* Exercise *
Identify each line in the records below that contains the word "name", and copy it.

Figure data in JSON:
***

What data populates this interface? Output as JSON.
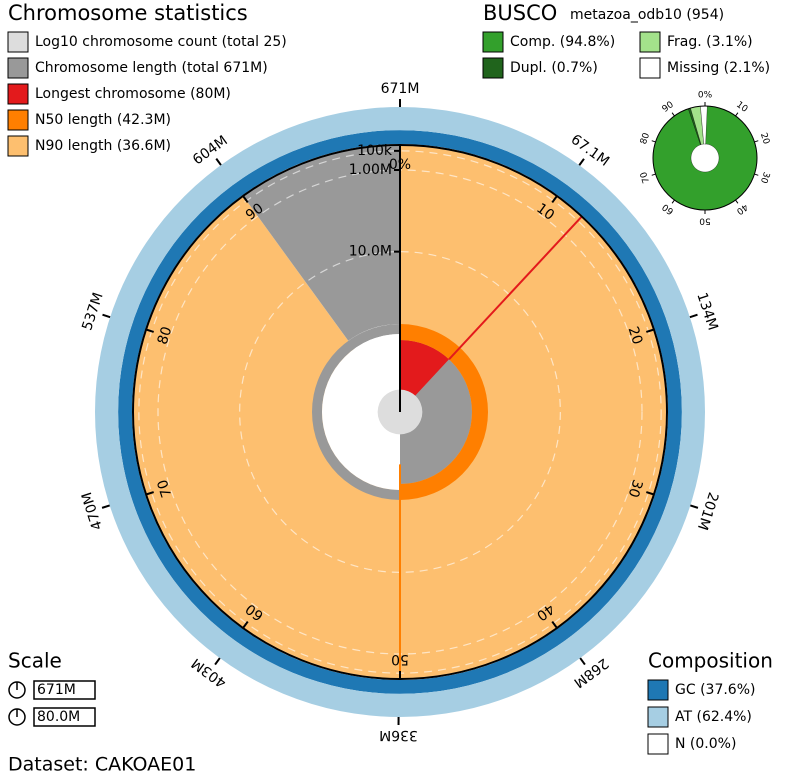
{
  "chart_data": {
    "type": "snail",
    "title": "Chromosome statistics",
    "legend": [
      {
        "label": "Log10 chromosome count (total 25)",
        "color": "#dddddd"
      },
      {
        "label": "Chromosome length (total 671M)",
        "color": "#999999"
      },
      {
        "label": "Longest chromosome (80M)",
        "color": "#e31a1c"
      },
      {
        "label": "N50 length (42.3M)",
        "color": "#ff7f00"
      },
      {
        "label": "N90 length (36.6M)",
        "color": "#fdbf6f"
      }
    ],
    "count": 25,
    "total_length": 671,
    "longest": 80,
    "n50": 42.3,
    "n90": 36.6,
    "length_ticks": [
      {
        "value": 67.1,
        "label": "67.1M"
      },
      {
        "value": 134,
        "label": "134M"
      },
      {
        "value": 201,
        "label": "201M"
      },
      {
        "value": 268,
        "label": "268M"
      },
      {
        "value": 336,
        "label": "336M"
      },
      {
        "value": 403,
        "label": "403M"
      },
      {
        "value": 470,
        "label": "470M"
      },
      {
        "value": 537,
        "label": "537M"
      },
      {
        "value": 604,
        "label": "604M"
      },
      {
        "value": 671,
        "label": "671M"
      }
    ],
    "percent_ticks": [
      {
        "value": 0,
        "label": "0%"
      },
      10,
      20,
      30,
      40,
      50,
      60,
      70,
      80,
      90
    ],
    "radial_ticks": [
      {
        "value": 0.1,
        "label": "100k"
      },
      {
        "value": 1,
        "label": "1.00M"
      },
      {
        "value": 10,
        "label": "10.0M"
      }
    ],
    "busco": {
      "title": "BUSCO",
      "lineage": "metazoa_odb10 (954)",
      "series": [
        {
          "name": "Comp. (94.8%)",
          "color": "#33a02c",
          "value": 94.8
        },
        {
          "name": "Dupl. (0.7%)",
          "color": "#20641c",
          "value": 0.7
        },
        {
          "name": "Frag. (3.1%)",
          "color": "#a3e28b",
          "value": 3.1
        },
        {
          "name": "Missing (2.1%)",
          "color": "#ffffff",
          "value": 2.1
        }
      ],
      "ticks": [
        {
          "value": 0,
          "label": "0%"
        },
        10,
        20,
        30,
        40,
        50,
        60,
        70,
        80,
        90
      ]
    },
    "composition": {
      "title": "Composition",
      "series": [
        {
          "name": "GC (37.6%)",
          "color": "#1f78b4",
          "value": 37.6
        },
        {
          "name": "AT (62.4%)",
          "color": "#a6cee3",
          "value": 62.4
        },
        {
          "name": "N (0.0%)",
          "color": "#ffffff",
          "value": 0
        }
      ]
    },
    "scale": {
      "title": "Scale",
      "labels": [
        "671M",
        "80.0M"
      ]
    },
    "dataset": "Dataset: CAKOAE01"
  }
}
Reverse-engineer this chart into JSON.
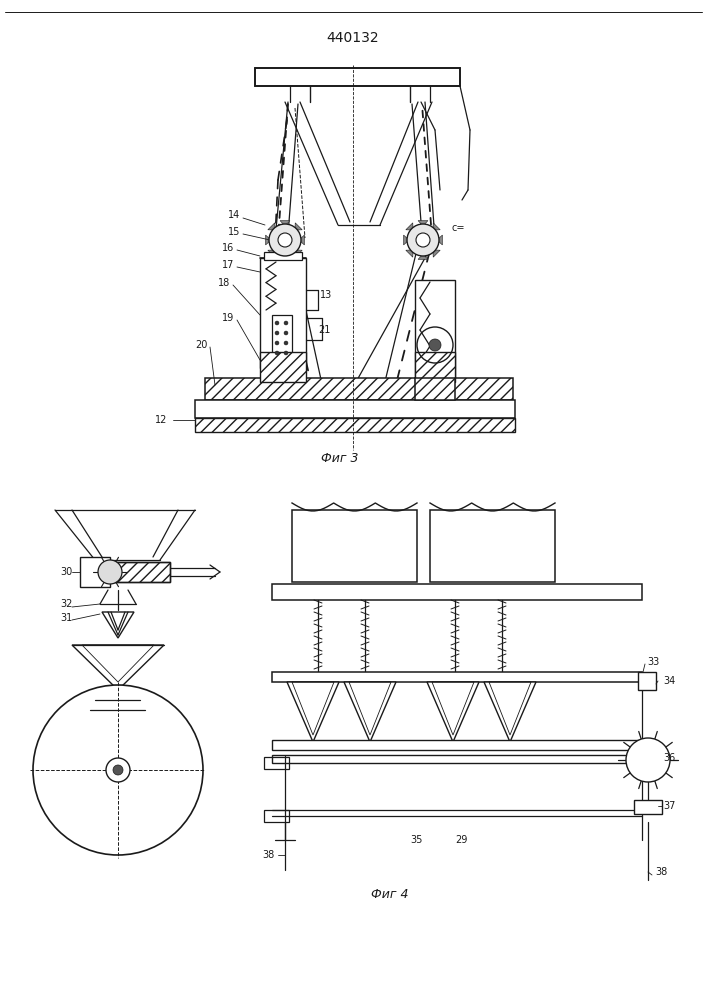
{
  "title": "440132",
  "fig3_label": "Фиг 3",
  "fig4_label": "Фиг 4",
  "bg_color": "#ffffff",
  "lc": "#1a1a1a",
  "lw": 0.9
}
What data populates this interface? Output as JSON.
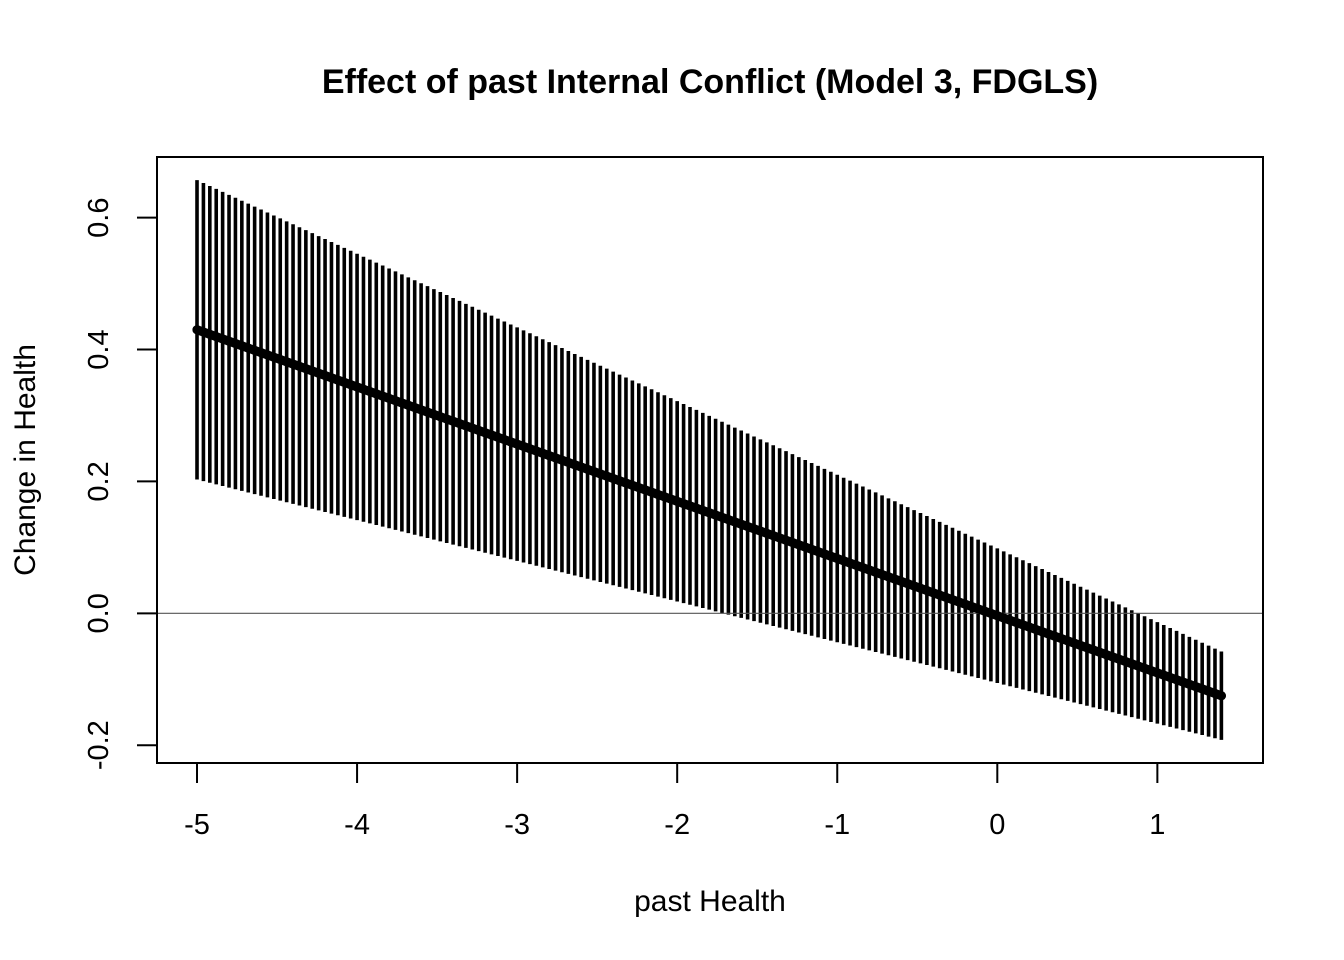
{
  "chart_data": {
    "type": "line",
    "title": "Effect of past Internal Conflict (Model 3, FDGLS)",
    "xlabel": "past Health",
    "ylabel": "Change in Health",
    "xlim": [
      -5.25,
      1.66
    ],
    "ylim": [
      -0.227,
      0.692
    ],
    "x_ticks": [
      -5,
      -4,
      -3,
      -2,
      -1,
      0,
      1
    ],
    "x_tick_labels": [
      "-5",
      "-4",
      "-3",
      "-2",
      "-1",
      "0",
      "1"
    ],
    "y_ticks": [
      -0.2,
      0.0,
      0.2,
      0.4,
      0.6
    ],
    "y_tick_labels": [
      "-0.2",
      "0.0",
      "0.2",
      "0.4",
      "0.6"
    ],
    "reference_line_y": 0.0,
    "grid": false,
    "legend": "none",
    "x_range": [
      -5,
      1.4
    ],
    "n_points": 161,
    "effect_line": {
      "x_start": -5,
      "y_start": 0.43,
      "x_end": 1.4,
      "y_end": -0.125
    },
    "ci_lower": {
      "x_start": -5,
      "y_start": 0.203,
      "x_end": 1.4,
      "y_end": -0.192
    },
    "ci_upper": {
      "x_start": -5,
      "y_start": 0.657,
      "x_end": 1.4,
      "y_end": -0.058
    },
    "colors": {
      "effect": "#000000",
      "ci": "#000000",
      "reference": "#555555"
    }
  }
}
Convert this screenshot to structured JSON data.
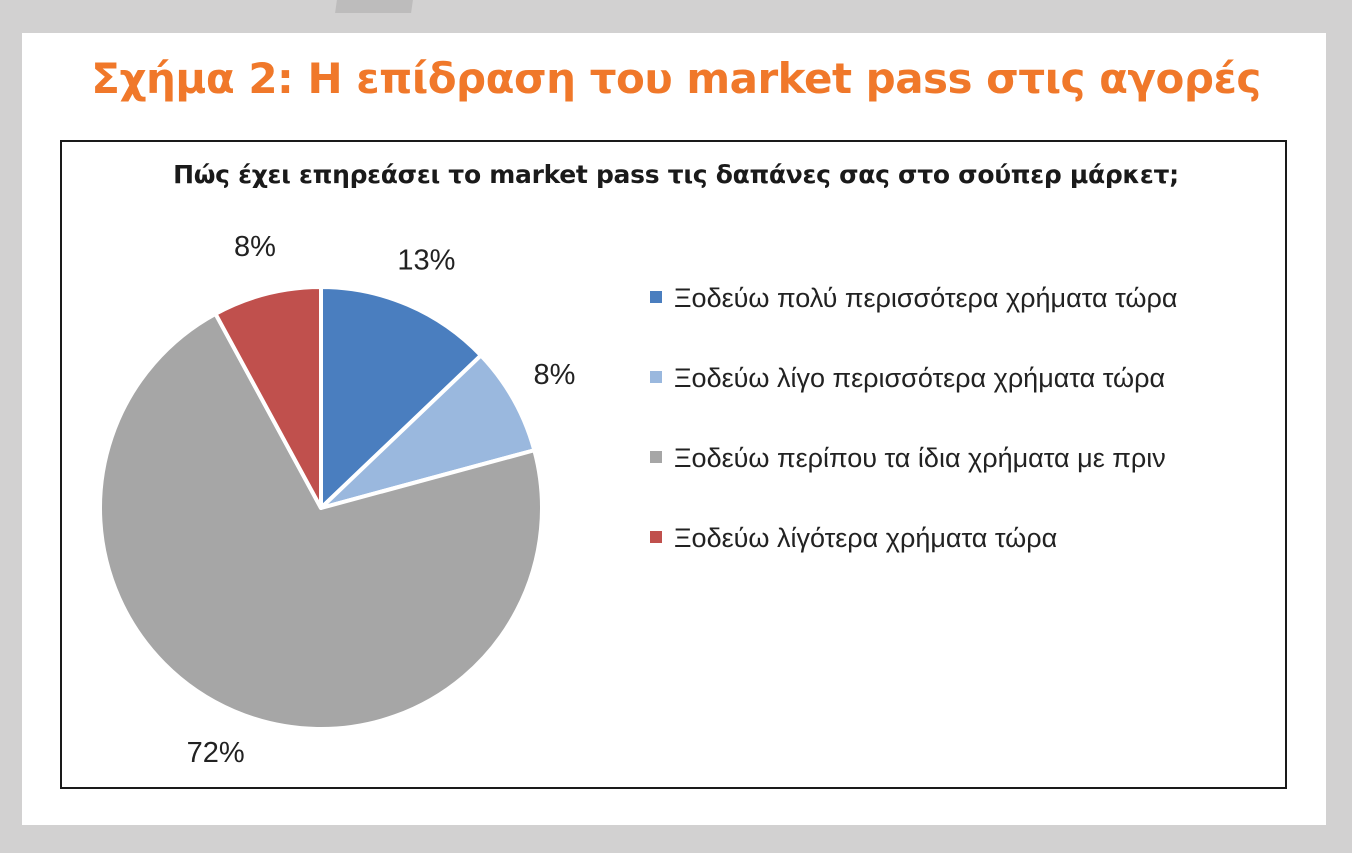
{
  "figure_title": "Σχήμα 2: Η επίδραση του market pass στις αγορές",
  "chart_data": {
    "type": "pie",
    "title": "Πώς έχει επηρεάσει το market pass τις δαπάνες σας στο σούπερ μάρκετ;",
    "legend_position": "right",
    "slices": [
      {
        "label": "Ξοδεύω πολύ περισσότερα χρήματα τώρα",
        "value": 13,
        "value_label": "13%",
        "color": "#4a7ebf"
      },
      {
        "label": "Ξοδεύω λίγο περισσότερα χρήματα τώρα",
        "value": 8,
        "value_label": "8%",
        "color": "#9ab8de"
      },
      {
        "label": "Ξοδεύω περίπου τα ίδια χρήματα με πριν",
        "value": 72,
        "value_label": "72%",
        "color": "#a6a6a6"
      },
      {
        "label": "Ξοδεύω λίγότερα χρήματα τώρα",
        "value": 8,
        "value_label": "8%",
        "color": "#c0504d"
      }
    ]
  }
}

***

* Output of the exercise *
          "name": "Comp. (94.8%)",
          "name": "Dupl. (0.7%)",
          "name": "Frag. (3.1%)",
          "name": "Missing (2.1%)",
          "name": "GC (37.6%)",
          "name": "AT (62.4%)",
          "name": "N (0.0%)",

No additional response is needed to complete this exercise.